# START OF Extract

With the rise of Twitter as being essentially the interior conversation of the entire media — as Twitter became more and more prominent as the way that the media understands itself, communicates with itself, digests what’s happening within it, and crucially enacts punishments for people who step outside of the Twitter consensus … So that if you write something that is considered offensive to Twitter, you will be subject to intense group shunning and admonishment, et cetera … That means that these politics spread even to people who would not ordinarily feel particularly comfortable with them. Because they feel like there isn’t a choice. That if I’m going to log on to Twitter every day — which people have convinced themselves as necessary for their careers — and be a member in good standing, I have to have the right politics. And the right politics happen to be a particularly weird, narrow vision of social justice politics that comes out of the English department at Brown, et cetera.
TH: It’s interesting. I think the popularity contest part of it is something that the public probably doesn’t understand a lot about. And, I think, is even incomprehensible sometimes for those of us who are in it. Another one of your lines that’s stayed with me is this one: “Everyone who works in the industry lives with a dim but persistent feeling that they have committed some kind of faux pas, and are paying for it, but never know where, what or why.” Give me an example of what that looks like.
FDB: The way that I would describe it is almost like an immune system response to the existence of a scenario in which your career could very suddenly be essentially decapitated if you write or say the wrong thing. So, you want to police yourself in order to maintain the right public-facing politics, so that you don’t become the subject of the next cancellation attempt. I think it creates in people this sort of constant, gnawing, low-level fear. Everything that they put out there is like, “Is this the thing that’s going to ruin me?” What that tends to produce is extremely conformist writing. It produces a narrowing of the available set of potential points of view. And it results in a lot of people who never find themselves in the position of being the enemy of their profession, but they also don’t have any way to really distinguish themselves.
I think that one of the things that people chafe against, but don’t know what to do about, is that writing safe keeps you from becoming Twitter’s main character of the day, but it also probably keeps you from being someone who is individual enough to be able to do this professionally for the rest of your life.

# END OF Extract
# START OF Extracted entries

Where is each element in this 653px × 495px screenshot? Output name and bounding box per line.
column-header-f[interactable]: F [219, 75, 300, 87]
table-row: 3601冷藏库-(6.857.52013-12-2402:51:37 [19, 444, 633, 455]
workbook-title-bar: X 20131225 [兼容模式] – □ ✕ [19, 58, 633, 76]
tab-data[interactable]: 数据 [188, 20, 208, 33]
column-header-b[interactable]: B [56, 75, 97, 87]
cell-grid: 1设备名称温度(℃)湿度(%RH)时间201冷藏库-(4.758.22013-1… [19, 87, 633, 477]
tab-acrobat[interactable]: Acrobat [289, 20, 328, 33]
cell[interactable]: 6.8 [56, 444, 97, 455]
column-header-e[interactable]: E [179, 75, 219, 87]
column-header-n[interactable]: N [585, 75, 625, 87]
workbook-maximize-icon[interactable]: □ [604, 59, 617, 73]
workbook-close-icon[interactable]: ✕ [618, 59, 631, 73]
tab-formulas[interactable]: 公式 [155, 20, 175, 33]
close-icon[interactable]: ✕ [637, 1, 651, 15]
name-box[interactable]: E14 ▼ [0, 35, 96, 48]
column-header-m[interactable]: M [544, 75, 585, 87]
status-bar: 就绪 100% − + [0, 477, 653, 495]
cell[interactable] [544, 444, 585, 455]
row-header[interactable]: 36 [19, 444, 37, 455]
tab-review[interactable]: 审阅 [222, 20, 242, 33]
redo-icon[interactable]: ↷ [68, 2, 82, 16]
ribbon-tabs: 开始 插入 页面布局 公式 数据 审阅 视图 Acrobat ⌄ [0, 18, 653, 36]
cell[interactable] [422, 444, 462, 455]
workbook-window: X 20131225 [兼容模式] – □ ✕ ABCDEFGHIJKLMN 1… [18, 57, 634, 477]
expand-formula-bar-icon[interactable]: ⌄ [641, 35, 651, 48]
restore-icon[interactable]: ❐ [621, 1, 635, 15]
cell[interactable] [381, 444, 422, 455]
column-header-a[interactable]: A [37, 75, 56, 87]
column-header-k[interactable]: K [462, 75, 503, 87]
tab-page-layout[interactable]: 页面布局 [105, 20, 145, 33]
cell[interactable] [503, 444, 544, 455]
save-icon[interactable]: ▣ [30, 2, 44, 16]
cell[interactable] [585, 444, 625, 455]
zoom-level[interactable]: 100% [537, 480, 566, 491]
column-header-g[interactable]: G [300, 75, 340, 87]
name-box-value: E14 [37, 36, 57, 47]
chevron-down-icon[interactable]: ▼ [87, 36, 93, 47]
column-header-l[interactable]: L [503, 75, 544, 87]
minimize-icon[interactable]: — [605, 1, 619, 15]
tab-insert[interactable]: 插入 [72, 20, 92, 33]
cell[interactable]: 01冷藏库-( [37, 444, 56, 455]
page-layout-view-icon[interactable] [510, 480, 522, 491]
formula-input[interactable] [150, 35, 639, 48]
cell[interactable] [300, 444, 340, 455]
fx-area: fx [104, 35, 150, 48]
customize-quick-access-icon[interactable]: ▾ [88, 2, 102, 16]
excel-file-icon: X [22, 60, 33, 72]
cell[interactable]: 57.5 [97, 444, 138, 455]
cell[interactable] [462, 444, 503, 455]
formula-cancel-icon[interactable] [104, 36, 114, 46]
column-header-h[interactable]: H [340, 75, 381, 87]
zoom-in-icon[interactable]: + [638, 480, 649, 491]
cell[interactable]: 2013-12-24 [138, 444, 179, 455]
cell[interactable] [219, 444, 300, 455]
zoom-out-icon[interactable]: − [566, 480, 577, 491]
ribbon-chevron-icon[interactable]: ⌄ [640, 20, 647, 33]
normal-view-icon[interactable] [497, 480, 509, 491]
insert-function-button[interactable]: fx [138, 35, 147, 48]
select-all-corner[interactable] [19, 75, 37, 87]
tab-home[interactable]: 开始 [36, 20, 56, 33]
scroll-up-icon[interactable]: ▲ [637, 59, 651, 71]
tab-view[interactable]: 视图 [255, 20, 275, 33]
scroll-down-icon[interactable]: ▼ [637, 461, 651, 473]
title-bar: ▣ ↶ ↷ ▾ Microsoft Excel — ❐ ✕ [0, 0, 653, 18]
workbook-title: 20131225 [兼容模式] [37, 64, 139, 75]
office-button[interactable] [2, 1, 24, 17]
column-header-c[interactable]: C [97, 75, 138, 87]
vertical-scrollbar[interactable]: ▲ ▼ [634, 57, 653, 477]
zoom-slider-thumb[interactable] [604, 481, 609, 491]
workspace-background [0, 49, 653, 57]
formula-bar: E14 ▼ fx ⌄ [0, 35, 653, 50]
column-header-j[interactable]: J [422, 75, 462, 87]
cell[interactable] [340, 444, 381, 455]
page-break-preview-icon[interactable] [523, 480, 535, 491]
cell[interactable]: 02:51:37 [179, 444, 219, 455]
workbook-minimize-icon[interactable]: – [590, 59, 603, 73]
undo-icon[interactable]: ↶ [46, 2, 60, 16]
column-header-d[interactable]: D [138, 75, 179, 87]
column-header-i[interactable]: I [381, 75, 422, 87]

# END OF Extracted entries
# START OF Extracted entries

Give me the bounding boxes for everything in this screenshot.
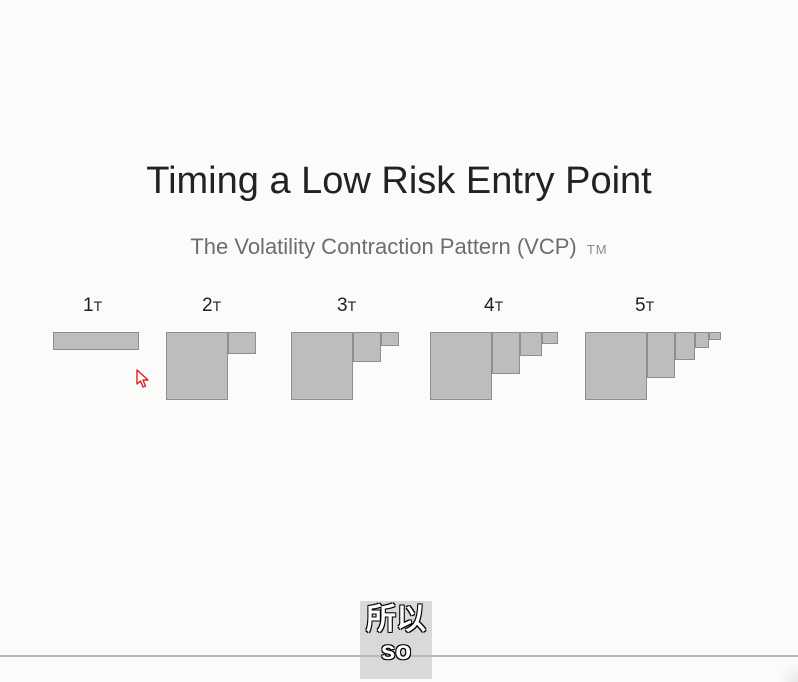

# END OF Extracted entries

Tasks to carry out:
1. In the interview excerpt, what kind of writing does the constant, low-level fear tend to produce?
2. Translate this sentence from the interview excerpt into Spanish: "I think it creates in people this sort of constant, gnawing, low-level fear."
3. Return the stretch of the interview excerpt from "FDB: The way" through "really distinguish themselves.", copied word for word.

Results for the exercise:
1. Extremely conformist writing.

2. Creo que genera en las personas una especie de miedo constante, corrosivo y de baja intensidad.

3.
FDB: The way that I would describe it is almost like an immune system response to the existence of a scenario in which your career could very suddenly be essentially decapitated if you write or say the wrong thing. So, you want to police yourself in order to maintain the right public-facing politics, so that you don’t become the subject of the next cancellation attempt. I think it creates in people this sort of constant, gnawing, low-level fear. Everything that they put out there is like, “Is this the thing that’s going to ruin me?” What that tends to produce is extremely conformist writing. It produces a narrowing of the available set of potential points of view. And it results in a lot of people who never find themselves in the position of being the enemy of their profession, but they also don’t have any way to really distinguish themselves.